## What the exercise asks
In the material below, identify each line bearing the word "PATAS". Reproduce those lines.

## Supplied material
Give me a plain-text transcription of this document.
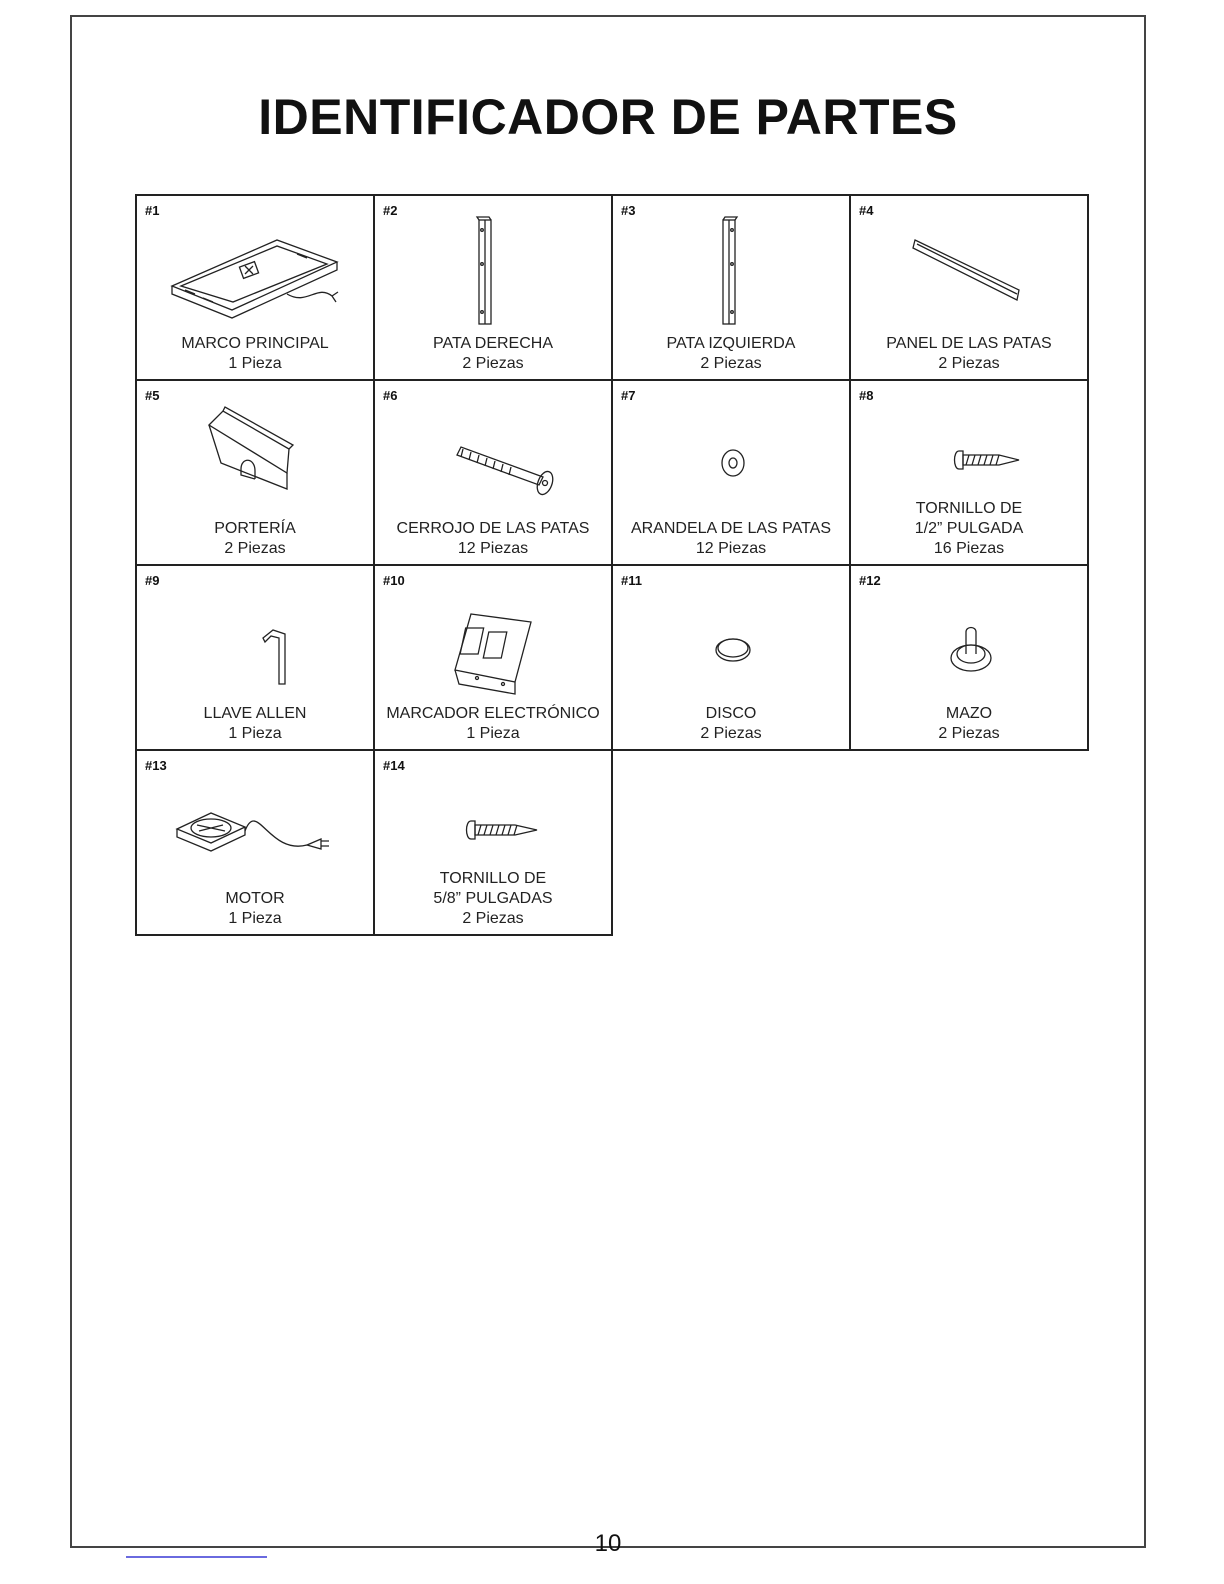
IDENTIFICADOR DE PARTES
#1
MARCO PRINCIPAL
1 Pieza
#2
PATA DERECHA
2 Piezas
#3
PATA IZQUIERDA
2 Piezas
#4
PANEL DE LAS PATAS
2 Piezas
#5
PORTERÍA
2 Piezas
#6
CERROJO DE LAS PATAS
12 Piezas
#7
ARANDELA DE LAS PATAS
12 Piezas
#8
TORNILLO DE
1/2” PULGADA
16 Piezas
#9
LLAVE ALLEN
1 Pieza
#10
MARCADOR ELECTRÓNICO
1 Pieza
#11
DISCO
2 Piezas
#12
MAZO
2 Piezas
#13
MOTOR
1 Pieza
#14
TORNILLO DE
5/8” PULGADAS
2 Piezas
10
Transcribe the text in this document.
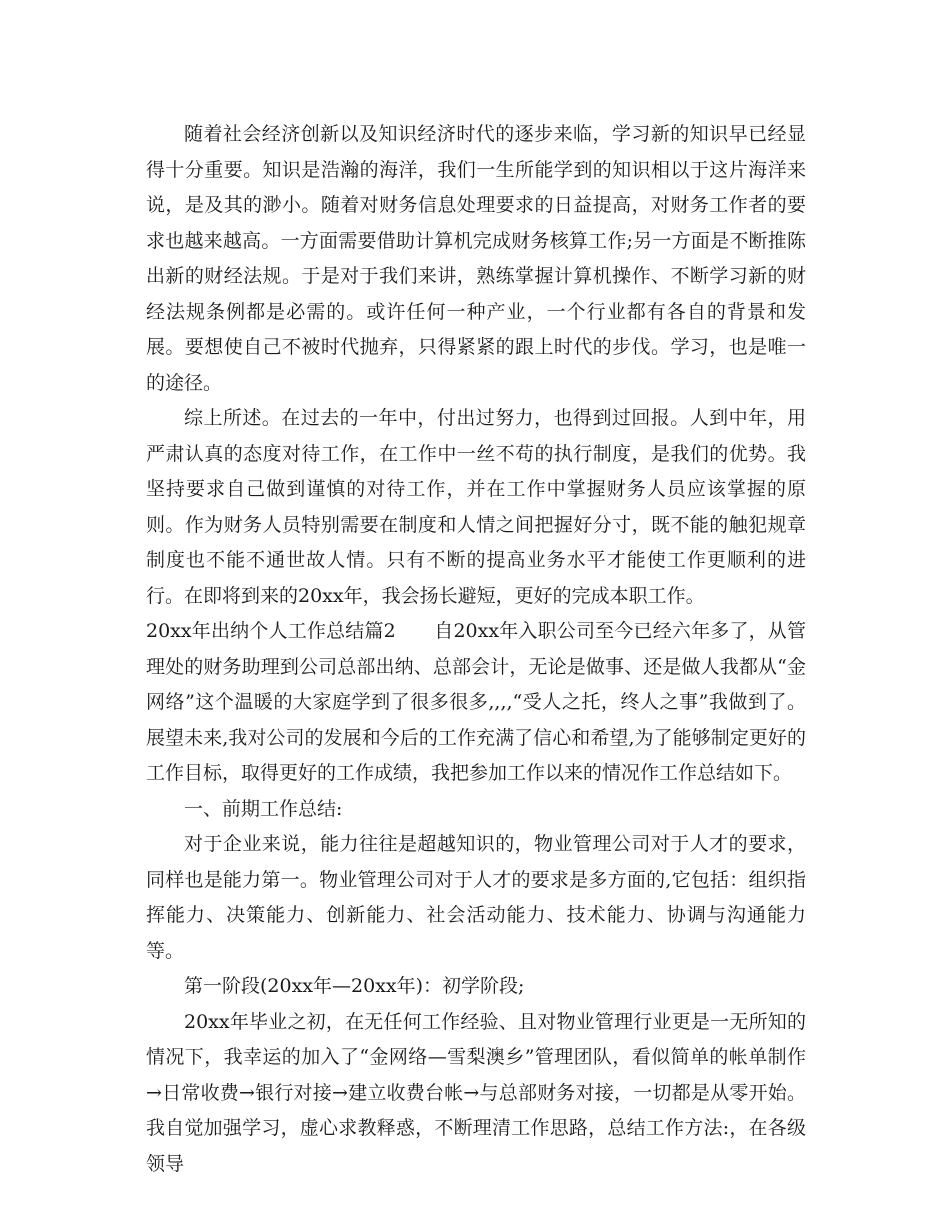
随着社会经济创新以及知识经济时代的逐步来临，学习新的知识早已经显得十分重要。知识是浩瀚的海洋，我们一生所能学到的知识相以于这片海洋来说，是及其的渺小。随着对财务信息处理要求的日益提高，对财务工作者的要求也越来越高。一方面需要借助计算机完成财务核算工作;另一方面是不断推陈出新的财经法规。于是对于我们来讲，熟练掌握计算机操作、不断学习新的财经法规条例都是必需的。或许任何一种产业，一个行业都有各自的背景和发展。要想使自己不被时代抛弃，只得紧紧的跟上时代的步伐。学习，也是唯一的途径。

综上所述。在过去的一年中，付出过努力，也得到过回报。人到中年，用严肃认真的态度对待工作，在工作中一丝不苟的执行制度，是我们的优势。我坚持要求自己做到谨慎的对待工作，并在工作中掌握财务人员应该掌握的原则。作为财务人员特别需要在制度和人情之间把握好分寸，既不能的触犯规章制度也不能不通世故人情。只有不断的提高业务水平才能使工作更顺利的进行。在即将到来的20xx年，我会扬长避短，更好的完成本职工作。

20xx年出纳个人工作总结篇2　　自20xx年入职公司至今已经六年多了，从管理处的财务助理到公司总部出纳、总部会计，无论是做事、还是做人我都从“金网络”这个温暖的大家庭学到了很多很多,,,,“受人之托，终人之事”我做到了。展望未来,我对公司的发展和今后的工作充满了信心和希望,为了能够制定更好的工作目标，取得更好的工作成绩，我把参加工作以来的情况作工作总结如下。

一、前期工作总结:

对于企业来说，能力往往是超越知识的，物业管理公司对于人才的要求，同样也是能力第一。物业管理公司对于人才的要求是多方面的,它包括：组织指挥能力、决策能力、创新能力、社会活动能力、技术能力、协调与沟通能力等。

第一阶段(20xx年—20xx年)：初学阶段;

20xx年毕业之初，在无任何工作经验、且对物业管理行业更是一无所知的情况下，我幸运的加入了“金网络—雪梨澳乡”管理团队，看似简单的帐单制作→日常收费→银行对接→建立收费台帐→与总部财务对接，一切都是从零开始。我自觉加强学习，虚心求教释惑，不断理清工作思路，总结工作方法:，在各级领导
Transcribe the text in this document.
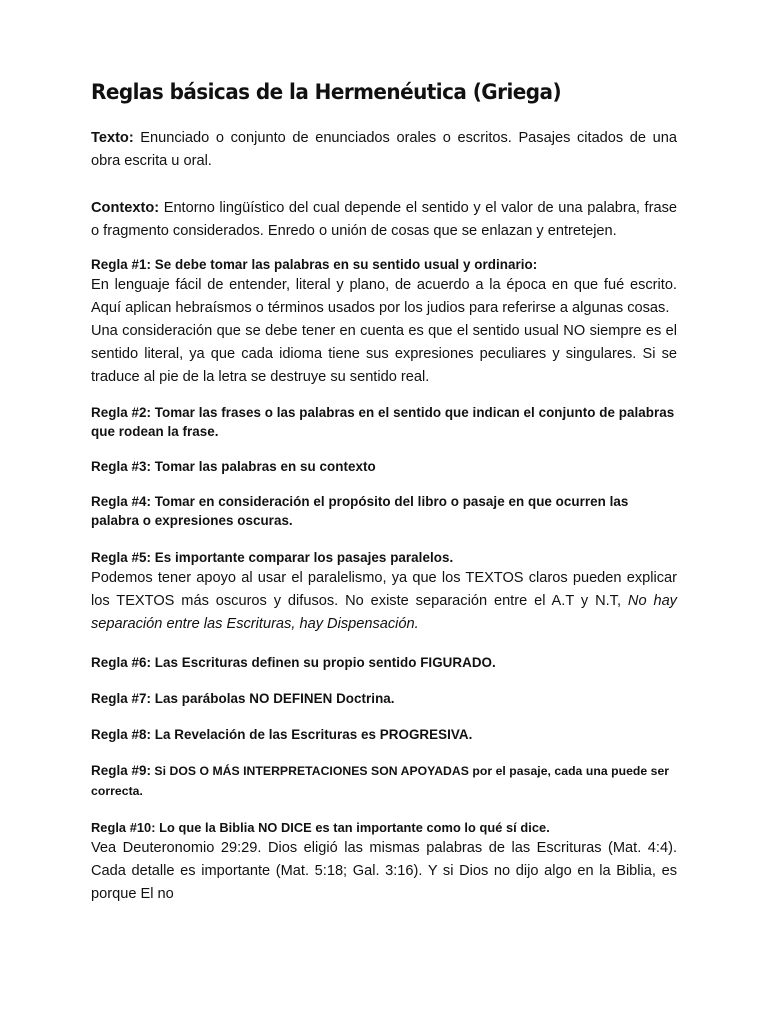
Reglas básicas de la Hermenéutica (Griega)

Texto: Enunciado o conjunto de enunciados orales o escritos. Pasajes citados de una obra escrita u oral.

Contexto: Entorno lingüístico del cual depende el sentido y el valor de una palabra, frase o fragmento considerados. Enredo o unión de cosas que se enlazan y entretejen.

Regla #1: Se debe tomar las palabras en su sentido usual y ordinario:

En lenguaje fácil de entender, literal y plano, de acuerdo a la época en que fué escrito. Aquí aplican hebraísmos o términos usados por los judios para referirse a algunas cosas.

Una consideración que se debe tener en cuenta es que el sentido usual NO siempre es el sentido literal, ya que cada idioma tiene sus expresiones peculiares y singulares. Si se traduce al pie de la letra se destruye su sentido real.

Regla #2: Tomar las frases o las palabras en el sentido que indican el conjunto de palabras que rodean la frase.

Regla #3: Tomar las palabras en su contexto

Regla #4: Tomar en consideración el propósito del libro o pasaje en que ocurren las palabra o expresiones oscuras.

Regla #5: Es importante comparar los pasajes paralelos.

Podemos tener apoyo al usar el paralelismo, ya que los TEXTOS claros pueden explicar los TEXTOS más oscuros y difusos. No existe separación entre el A.T y N.T, No hay separación entre las Escrituras, hay Dispensación.

Regla #6: Las Escrituras definen su propio sentido FIGURADO.

Regla #7: Las parábolas NO DEFINEN Doctrina.

Regla #8: La Revelación de las Escrituras es PROGRESIVA.

Regla #9: Si DOS O MÁS INTERPRETACIONES SON APOYADAS por el pasaje, cada una puede ser correcta.

Regla #10: Lo que la Biblia NO DICE es tan importante como lo qué sí dice.

Vea Deuteronomio 29:29. Dios eligió las mismas palabras de las Escrituras (Mat. 4:4). Cada detalle es importante (Mat. 5:18; Gal. 3:16). Y si Dios no dijo algo en la Biblia, es porque El no
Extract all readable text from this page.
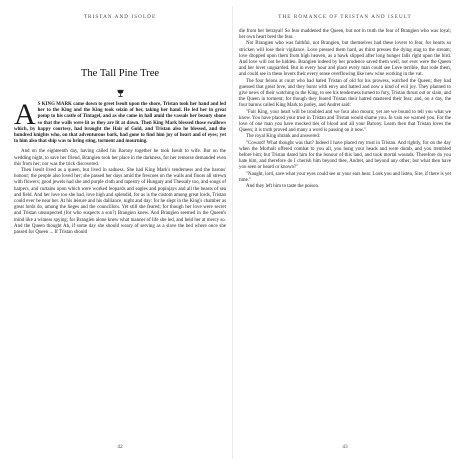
TRISTAN AND ISOLDE
The Tall Pine Tree

A S KING MARK came down to greet Iseult upon the shore, Tristan took her hand and led her to the King and the King took seizin of her, taking her hand. He led her in great pomp to his castle of Tintagel, and as she came in hall amid the vassals her beauty shone so that the walls were lit as they are lit at dawn. Then King Mark blessed those swallows which, by happy courtesy, had brought the Hair of Gold, and Tristan also he blessed, and the hundred knights who, on that adventurous bark, had gone to find him joy of heart and of eyes; yet to him also that ship was to bring sting, torment and mourning.

And on the eighteenth day, having called his Barony together he took Iseult to wife. But on the wedding night, to save her friend, Brangien took her place in the darkness, for her remorse demanded even this from her; nor was the trick discovered.

Then Iseult lived as a queen, but lived in sadness. She had King Mark's tenderness and the barons' honour; the people also loved her; she passed her days amid the frescoes on the walls and floors all strewn with flowers; good jewels had she and purple cloth and tapestry of Hungary and Thessaly too, and songs of harpers, and curtains upon which were worked leopards and eagles and popinjays and all the beasts of sea and field. And her love too she had, love high and splendid, for as is the custom among great lords, Tristan could ever be near her. At his leisure and his dalliance, night and day: for he slept in the King's chamber as great lords do, among the lieges and the councillors. Yet still she feared; for though her love were secret and Tristan unsuspected (for who suspects a son?) Brangien knew. And Brangien seemed in the Queen's mind like a witness spying; for Brangien alone knew what manner of life she led, and held her at mercy so. And the Queen thought Ah, if some day she should weary of serving as a slave the bed where once she passed for Queen ... If Tristan should

42
THE ROMANCE OF TRISTAN AND ISEULT

die from her betrayal! So fear maddened the Queen, but not in truth the fear of Brangien who was loyal; her own heart bred the fear.

Not Brangien who was faithful, not Brangien, but themselves had these lovers to fear, for hearts so stricken will lose their vigilance. Love pressed them hard, as thirst presses the dying stag to the stream; love dropped upon them from high heaven, as a hawk slipped after long hunger falls right upon the bird. And love will not be hidden. Brangien indeed by her prudence saved them well, nor ever were the Queen and her lover unguarded. But in every hour and place every man could see Love terrible, that rode them, and could see in these lovers their every sense overflowing like new wine working in the vat.

The four felons at court who had hated Tristan of old for his prowess, watched the Queen; they had guessed that great love, and they burnt with envy and hatred and now a kind of evil joy. They planned to give news of their watching to the King, to see his tenderness turned to fury, Tristan thrust out or slain, and the Queen in torment; for though they feared Tristan their hatred mastered their fear; and, on a day, the four barons called King Mark to parley, and Andret said:

"Fair King, your heart will be troubled and we four also mourn; yet are we bound to tell you what we know. You have placed your trust in Tristan and Tristan would shame you. In vain we warned you. For the love of one man you have mocked ties of blood and all your Barony. Learn then that Tristan loves the Queen; it is truth proved and many a word is passing on it now."

The royal King shrank and answered:

"Coward! What thought was that? Indeed I have placed my trust in Tristan. And rightly, for on the day when the Morholt offered combat to you all, you hung your heads and were dumb, and you trembled before him; but Tristan dared him for the honour of this land, and took mortal wounds. Therefore do you hate him, and therefore do I cherish him beyond thee, Andret, and beyond any other; but what then have you seen or heard or known?"

"Naught, lord, save what your eyes could see or your ears hear. Look you and listen, Sire, if there is yet time."

And they left him to taste the poison.

43
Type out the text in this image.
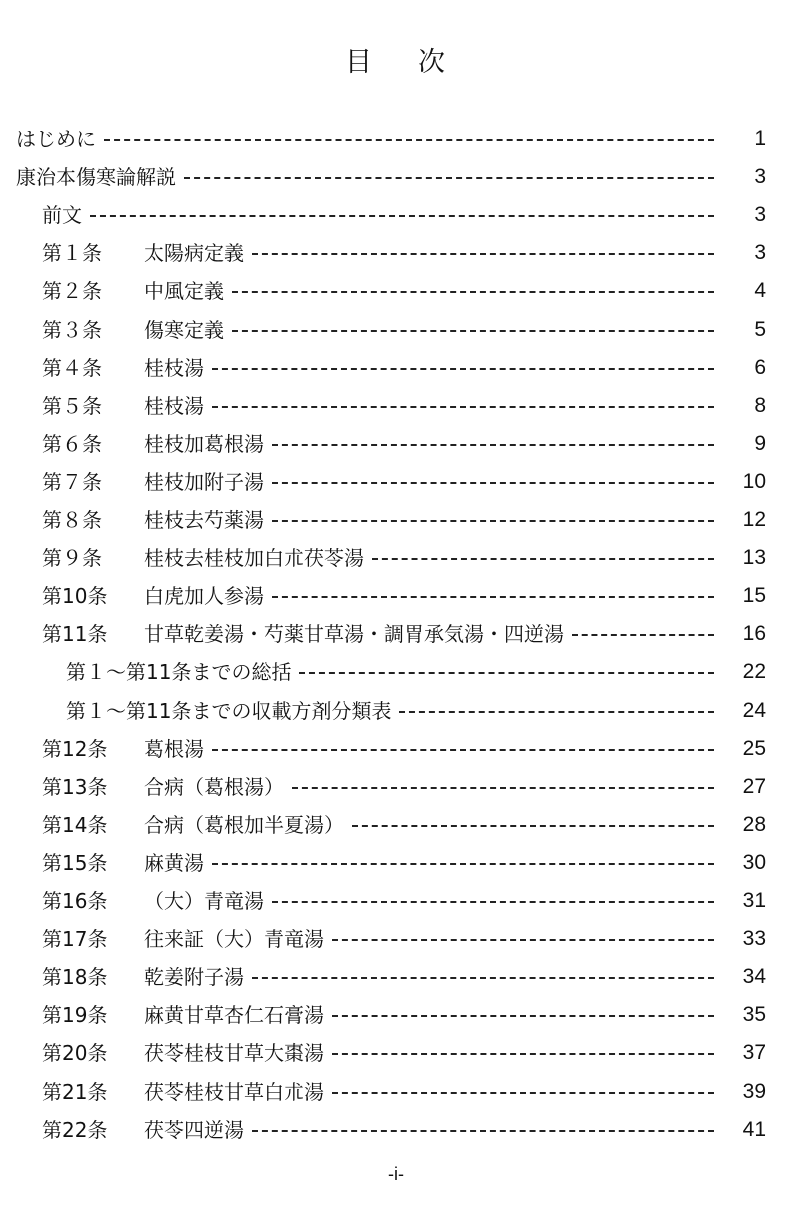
目 次
はじめに	1
康治本傷寒論解説	3
前文	3
第１条 太陽病定義	3
第２条 中風定義	4
第３条 傷寒定義	5
第４条 桂枝湯	6
第５条 桂枝湯	8
第６条 桂枝加葛根湯	9
第７条 桂枝加附子湯	10
第８条 桂枝去芍薬湯	12
第９条 桂枝去桂枝加白朮茯苓湯	13
第10条 白虎加人参湯	15
第11条 甘草乾姜湯・芍薬甘草湯・調胃承気湯・四逆湯	16
第１～第11条までの総括	22
第１～第11条までの収載方剤分類表	24
第12条 葛根湯	25
第13条 合病（葛根湯）	27
第14条 合病（葛根加半夏湯）	28
第15条 麻黄湯	30
第16条 （大）青竜湯	31
第17条 往来証（大）青竜湯	33
第18条 乾姜附子湯	34
第19条 麻黄甘草杏仁石膏湯	35
第20条 茯苓桂枝甘草大棗湯	37
第21条 茯苓桂枝甘草白朮湯	39
第22条 茯苓四逆湯	41
-i-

## Expected answer
PANEL DE LAS PATAS
CERROJO DE LAS PATAS
ARANDELA DE LAS PATAS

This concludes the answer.